§ Task statement
Each line below should be quoted exactly, please.

***** Exercise materials *****

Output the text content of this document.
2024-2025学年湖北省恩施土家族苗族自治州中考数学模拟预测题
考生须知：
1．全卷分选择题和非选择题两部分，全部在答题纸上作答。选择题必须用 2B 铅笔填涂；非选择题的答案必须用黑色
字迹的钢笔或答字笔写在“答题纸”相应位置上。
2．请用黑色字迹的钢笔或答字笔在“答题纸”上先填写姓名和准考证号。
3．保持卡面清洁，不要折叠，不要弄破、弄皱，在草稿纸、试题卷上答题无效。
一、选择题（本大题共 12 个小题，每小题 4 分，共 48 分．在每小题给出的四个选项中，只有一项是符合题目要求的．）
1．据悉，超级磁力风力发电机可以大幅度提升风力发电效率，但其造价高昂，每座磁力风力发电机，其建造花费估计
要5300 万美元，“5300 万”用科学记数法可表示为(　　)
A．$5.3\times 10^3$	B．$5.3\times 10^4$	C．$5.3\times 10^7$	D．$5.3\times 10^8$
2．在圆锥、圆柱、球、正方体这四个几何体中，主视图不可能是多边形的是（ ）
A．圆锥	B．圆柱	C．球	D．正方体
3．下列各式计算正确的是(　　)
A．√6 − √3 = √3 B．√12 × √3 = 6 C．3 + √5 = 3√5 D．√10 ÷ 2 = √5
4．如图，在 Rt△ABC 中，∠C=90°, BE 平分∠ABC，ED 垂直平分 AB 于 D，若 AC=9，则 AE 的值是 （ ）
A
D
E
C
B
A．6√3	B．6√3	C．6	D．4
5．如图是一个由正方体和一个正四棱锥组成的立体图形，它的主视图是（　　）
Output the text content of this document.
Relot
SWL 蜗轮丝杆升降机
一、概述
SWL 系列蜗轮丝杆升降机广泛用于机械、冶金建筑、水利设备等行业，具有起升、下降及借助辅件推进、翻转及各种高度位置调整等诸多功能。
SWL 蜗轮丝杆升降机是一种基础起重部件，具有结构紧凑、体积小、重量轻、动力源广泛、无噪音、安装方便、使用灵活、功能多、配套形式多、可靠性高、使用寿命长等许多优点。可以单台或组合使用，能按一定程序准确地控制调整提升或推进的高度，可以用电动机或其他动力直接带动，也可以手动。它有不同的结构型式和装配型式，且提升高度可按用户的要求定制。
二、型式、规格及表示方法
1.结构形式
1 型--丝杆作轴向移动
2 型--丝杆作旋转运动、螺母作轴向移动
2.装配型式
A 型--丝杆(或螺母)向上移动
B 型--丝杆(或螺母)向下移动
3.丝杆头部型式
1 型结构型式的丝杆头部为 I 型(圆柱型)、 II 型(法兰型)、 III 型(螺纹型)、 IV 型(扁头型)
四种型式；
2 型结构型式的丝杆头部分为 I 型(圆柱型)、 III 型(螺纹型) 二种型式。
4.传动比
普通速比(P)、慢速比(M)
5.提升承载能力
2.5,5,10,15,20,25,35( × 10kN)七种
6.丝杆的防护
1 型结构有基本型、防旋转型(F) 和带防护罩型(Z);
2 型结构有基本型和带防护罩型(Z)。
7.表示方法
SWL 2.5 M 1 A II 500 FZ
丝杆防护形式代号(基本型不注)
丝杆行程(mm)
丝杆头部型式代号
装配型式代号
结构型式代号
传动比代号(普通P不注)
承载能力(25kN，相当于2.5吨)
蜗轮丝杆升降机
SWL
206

*****

§ Solution to this problem
Output the text content of this document.
2024-2025学年湖北省恩施土家族苗族自治州中考数学模拟预测题
考生须知：
1．全卷分选择题和非选择题两部分，全部在答题纸上作答。选择题必须用 2B 铅笔填涂；非选择题的答案必须用黑色
字迹的钢笔或答字笔写在“答题纸”相应位置上。
2．请用黑色字迹的钢笔或答字笔在“答题纸”上先填写姓名和准考证号。
3．保持卡面清洁，不要折叠，不要弄破、弄皱，在草稿纸、试题卷上答题无效。
一、选择题（本大题共 12 个小题，每小题 4 分，共 48 分．在每小题给出的四个选项中，只有一项是符合题目要求的．）
1．据悉，超级磁力风力发电机可以大幅度提升风力发电效率，但其造价高昂，每座磁力风力发电机，其建造花费估计
要5300 万美元，“5300 万”用科学记数法可表示为(　　)
A．$5.3\times 10^3$	B．$5.3\times 10^4$	C．$5.3\times 10^7$	D．$5.3\times 10^8$
2．在圆锥、圆柱、球、正方体这四个几何体中，主视图不可能是多边形的是（ ）
A．圆锥	B．圆柱	C．球	D．正方体
3．下列各式计算正确的是(　　)
A．√6 − √3 = √3 B．√12 × √3 = 6 C．3 + √5 = 3√5 D．√10 ÷ 2 = √5
4．如图，在 Rt△ABC 中，∠C=90°, BE 平分∠ABC，ED 垂直平分 AB 于 D，若 AC=9，则 AE 的值是 （ ）
A
D
E
C
B
A．6√3	B．6√3	C．6	D．4
5．如图是一个由正方体和一个正四棱锥组成的立体图形，它的主视图是（　　）
Output the text content of this document.
Relot
SWL 蜗轮丝杆升降机
一、概述
SWL 系列蜗轮丝杆升降机广泛用于机械、冶金建筑、水利设备等行业，具有起升、下降及借助辅件推进、翻转及各种高度位置调整等诸多功能。
SWL 蜗轮丝杆升降机是一种基础起重部件，具有结构紧凑、体积小、重量轻、动力源广泛、无噪音、安装方便、使用灵活、功能多、配套形式多、可靠性高、使用寿命长等许多优点。可以单台或组合使用，能按一定程序准确地控制调整提升或推进的高度，可以用电动机或其他动力直接带动，也可以手动。它有不同的结构型式和装配型式，且提升高度可按用户的要求定制。
二、型式、规格及表示方法
1.结构形式
1 型--丝杆作轴向移动
2 型--丝杆作旋转运动、螺母作轴向移动
2.装配型式
A 型--丝杆(或螺母)向上移动
B 型--丝杆(或螺母)向下移动
3.丝杆头部型式
1 型结构型式的丝杆头部为 I 型(圆柱型)、 II 型(法兰型)、 III 型(螺纹型)、 IV 型(扁头型)
四种型式；
2 型结构型式的丝杆头部分为 I 型(圆柱型)、 III 型(螺纹型) 二种型式。
4.传动比
普通速比(P)、慢速比(M)
5.提升承载能力
2.5,5,10,15,20,25,35( × 10kN)七种
6.丝杆的防护
1 型结构有基本型、防旋转型(F) 和带防护罩型(Z);
2 型结构有基本型和带防护罩型(Z)。
7.表示方法
SWL 2.5 M 1 A II 500 FZ
丝杆防护形式代号(基本型不注)
丝杆行程(mm)
丝杆头部型式代号
装配型式代号
结构型式代号
传动比代号(普通P不注)
承载能力(25kN，相当于2.5吨)
蜗轮丝杆升降机
SWL
206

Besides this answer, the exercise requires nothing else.